• _Raw data_:

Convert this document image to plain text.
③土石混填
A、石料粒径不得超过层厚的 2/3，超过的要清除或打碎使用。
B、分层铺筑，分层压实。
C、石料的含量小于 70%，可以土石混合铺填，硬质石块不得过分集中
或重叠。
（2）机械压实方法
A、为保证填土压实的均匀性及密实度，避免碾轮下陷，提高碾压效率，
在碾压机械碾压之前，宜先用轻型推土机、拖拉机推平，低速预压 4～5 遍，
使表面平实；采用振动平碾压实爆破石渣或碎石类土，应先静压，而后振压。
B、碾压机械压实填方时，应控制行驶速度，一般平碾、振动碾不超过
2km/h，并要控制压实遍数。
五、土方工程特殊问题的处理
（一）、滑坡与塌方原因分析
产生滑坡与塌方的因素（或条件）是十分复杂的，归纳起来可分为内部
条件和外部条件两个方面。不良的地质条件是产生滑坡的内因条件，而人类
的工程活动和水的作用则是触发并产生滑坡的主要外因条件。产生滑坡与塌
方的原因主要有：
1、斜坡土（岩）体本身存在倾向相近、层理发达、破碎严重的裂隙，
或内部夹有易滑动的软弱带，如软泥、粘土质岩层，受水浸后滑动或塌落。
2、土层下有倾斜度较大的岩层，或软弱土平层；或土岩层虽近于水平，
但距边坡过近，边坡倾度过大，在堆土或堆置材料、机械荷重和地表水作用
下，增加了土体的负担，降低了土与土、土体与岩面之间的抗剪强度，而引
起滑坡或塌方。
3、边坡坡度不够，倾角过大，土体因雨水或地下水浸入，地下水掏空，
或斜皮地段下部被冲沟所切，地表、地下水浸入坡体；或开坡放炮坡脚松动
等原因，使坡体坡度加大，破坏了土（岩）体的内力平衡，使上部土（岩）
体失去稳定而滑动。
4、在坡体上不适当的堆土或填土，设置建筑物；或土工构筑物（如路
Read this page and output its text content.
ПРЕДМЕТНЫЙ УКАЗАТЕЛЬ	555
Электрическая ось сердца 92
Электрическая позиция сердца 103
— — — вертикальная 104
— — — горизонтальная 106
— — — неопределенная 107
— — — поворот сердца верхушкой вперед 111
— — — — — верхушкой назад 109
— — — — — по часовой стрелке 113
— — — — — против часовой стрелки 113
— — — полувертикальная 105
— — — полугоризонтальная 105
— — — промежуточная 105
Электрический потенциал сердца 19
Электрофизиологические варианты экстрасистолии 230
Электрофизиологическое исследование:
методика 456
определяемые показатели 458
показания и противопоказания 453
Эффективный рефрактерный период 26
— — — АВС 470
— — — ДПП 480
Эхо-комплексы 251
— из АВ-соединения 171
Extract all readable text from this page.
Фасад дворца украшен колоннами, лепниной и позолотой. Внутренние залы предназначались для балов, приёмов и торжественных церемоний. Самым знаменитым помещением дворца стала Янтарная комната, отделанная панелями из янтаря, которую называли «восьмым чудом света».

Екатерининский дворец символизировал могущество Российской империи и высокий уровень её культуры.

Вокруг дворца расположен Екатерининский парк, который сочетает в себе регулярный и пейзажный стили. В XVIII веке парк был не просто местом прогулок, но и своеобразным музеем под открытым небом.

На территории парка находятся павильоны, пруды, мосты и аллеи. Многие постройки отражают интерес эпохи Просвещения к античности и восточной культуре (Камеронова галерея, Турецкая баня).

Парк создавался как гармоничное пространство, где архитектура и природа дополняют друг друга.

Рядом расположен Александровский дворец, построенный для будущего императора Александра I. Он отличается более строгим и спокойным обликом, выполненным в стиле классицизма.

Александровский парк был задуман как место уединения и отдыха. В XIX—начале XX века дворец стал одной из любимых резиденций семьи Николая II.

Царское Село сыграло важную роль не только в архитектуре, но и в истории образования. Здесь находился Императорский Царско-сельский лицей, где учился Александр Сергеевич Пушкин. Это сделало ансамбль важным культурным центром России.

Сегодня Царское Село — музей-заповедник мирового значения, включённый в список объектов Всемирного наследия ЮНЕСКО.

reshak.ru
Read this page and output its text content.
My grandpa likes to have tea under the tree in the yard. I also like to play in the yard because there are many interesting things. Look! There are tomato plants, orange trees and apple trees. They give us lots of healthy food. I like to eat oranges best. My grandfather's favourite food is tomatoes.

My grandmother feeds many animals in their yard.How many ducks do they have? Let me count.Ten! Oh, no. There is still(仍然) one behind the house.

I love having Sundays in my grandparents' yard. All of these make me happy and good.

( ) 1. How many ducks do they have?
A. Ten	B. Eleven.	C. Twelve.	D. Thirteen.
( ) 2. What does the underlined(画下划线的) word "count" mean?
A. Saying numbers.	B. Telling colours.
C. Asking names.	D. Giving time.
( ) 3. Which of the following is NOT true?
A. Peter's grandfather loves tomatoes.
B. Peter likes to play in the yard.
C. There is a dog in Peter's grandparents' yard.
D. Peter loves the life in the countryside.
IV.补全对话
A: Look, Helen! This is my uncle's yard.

• _What is required_:
Every record above should be copied exactly.

• _Response to this exercise_:
Convert this document image to plain text.
③土石混填
A、石料粒径不得超过层厚的 2/3，超过的要清除或打碎使用。
B、分层铺筑，分层压实。
C、石料的含量小于 70%，可以土石混合铺填，硬质石块不得过分集中
或重叠。
（2）机械压实方法
A、为保证填土压实的均匀性及密实度，避免碾轮下陷，提高碾压效率，
在碾压机械碾压之前，宜先用轻型推土机、拖拉机推平，低速预压 4～5 遍，
使表面平实；采用振动平碾压实爆破石渣或碎石类土，应先静压，而后振压。
B、碾压机械压实填方时，应控制行驶速度，一般平碾、振动碾不超过
2km/h，并要控制压实遍数。
五、土方工程特殊问题的处理
（一）、滑坡与塌方原因分析
产生滑坡与塌方的因素（或条件）是十分复杂的，归纳起来可分为内部
条件和外部条件两个方面。不良的地质条件是产生滑坡的内因条件，而人类
的工程活动和水的作用则是触发并产生滑坡的主要外因条件。产生滑坡与塌
方的原因主要有：
1、斜坡土（岩）体本身存在倾向相近、层理发达、破碎严重的裂隙，
或内部夹有易滑动的软弱带，如软泥、粘土质岩层，受水浸后滑动或塌落。
2、土层下有倾斜度较大的岩层，或软弱土平层；或土岩层虽近于水平，
但距边坡过近，边坡倾度过大，在堆土或堆置材料、机械荷重和地表水作用
下，增加了土体的负担，降低了土与土、土体与岩面之间的抗剪强度，而引
起滑坡或塌方。
3、边坡坡度不够，倾角过大，土体因雨水或地下水浸入，地下水掏空，
或斜皮地段下部被冲沟所切，地表、地下水浸入坡体；或开坡放炮坡脚松动
等原因，使坡体坡度加大，破坏了土（岩）体的内力平衡，使上部土（岩）
体失去稳定而滑动。
4、在坡体上不适当的堆土或填土，设置建筑物；或土工构筑物（如路
Read this page and output its text content.
ПРЕДМЕТНЫЙ УКАЗАТЕЛЬ	555
Электрическая ось сердца 92
Электрическая позиция сердца 103
— — — вертикальная 104
— — — горизонтальная 106
— — — неопределенная 107
— — — поворот сердца верхушкой вперед 111
— — — — — верхушкой назад 109
— — — — — по часовой стрелке 113
— — — — — против часовой стрелки 113
— — — полувертикальная 105
— — — полугоризонтальная 105
— — — промежуточная 105
Электрический потенциал сердца 19
Электрофизиологические варианты экстрасистолии 230
Электрофизиологическое исследование:
методика 456
определяемые показатели 458
показания и противопоказания 453
Эффективный рефрактерный период 26
— — — АВС 470
— — — ДПП 480
Эхо-комплексы 251
— из АВ-соединения 171
Extract all readable text from this page.
Фасад дворца украшен колоннами, лепниной и позолотой. Внутренние залы предназначались для балов, приёмов и торжественных церемоний. Самым знаменитым помещением дворца стала Янтарная комната, отделанная панелями из янтаря, которую называли «восьмым чудом света».

Екатерининский дворец символизировал могущество Российской империи и высокий уровень её культуры.

Вокруг дворца расположен Екатерининский парк, который сочетает в себе регулярный и пейзажный стили. В XVIII веке парк был не просто местом прогулок, но и своеобразным музеем под открытым небом.

На территории парка находятся павильоны, пруды, мосты и аллеи. Многие постройки отражают интерес эпохи Просвещения к античности и восточной культуре (Камеронова галерея, Турецкая баня).

Парк создавался как гармоничное пространство, где архитектура и природа дополняют друг друга.

Рядом расположен Александровский дворец, построенный для будущего императора Александра I. Он отличается более строгим и спокойным обликом, выполненным в стиле классицизма.

Александровский парк был задуман как место уединения и отдыха. В XIX—начале XX века дворец стал одной из любимых резиденций семьи Николая II.

Царское Село сыграло важную роль не только в архитектуре, но и в истории образования. Здесь находился Императорский Царско-сельский лицей, где учился Александр Сергеевич Пушкин. Это сделало ансамбль важным культурным центром России.

Сегодня Царское Село — музей-заповедник мирового значения, включённый в список объектов Всемирного наследия ЮНЕСКО.

reshak.ru
Read this page and output its text content.
My grandpa likes to have tea under the tree in the yard. I also like to play in the yard because there are many interesting things. Look! There are tomato plants, orange trees and apple trees. They give us lots of healthy food. I like to eat oranges best. My grandfather's favourite food is tomatoes.

My grandmother feeds many animals in their yard.How many ducks do they have? Let me count.Ten! Oh, no. There is still(仍然) one behind the house.

I love having Sundays in my grandparents' yard. All of these make me happy and good.

( ) 1. How many ducks do they have?
A. Ten	B. Eleven.	C. Twelve.	D. Thirteen.
( ) 2. What does the underlined(画下划线的) word "count" mean?
A. Saying numbers.	B. Telling colours.
C. Asking names.	D. Giving time.
( ) 3. Which of the following is NOT true?
A. Peter's grandfather loves tomatoes.
B. Peter likes to play in the yard.
C. There is a dog in Peter's grandparents' yard.
D. Peter loves the life in the countryside.
IV.补全对话
A: Look, Helen! This is my uncle's yard.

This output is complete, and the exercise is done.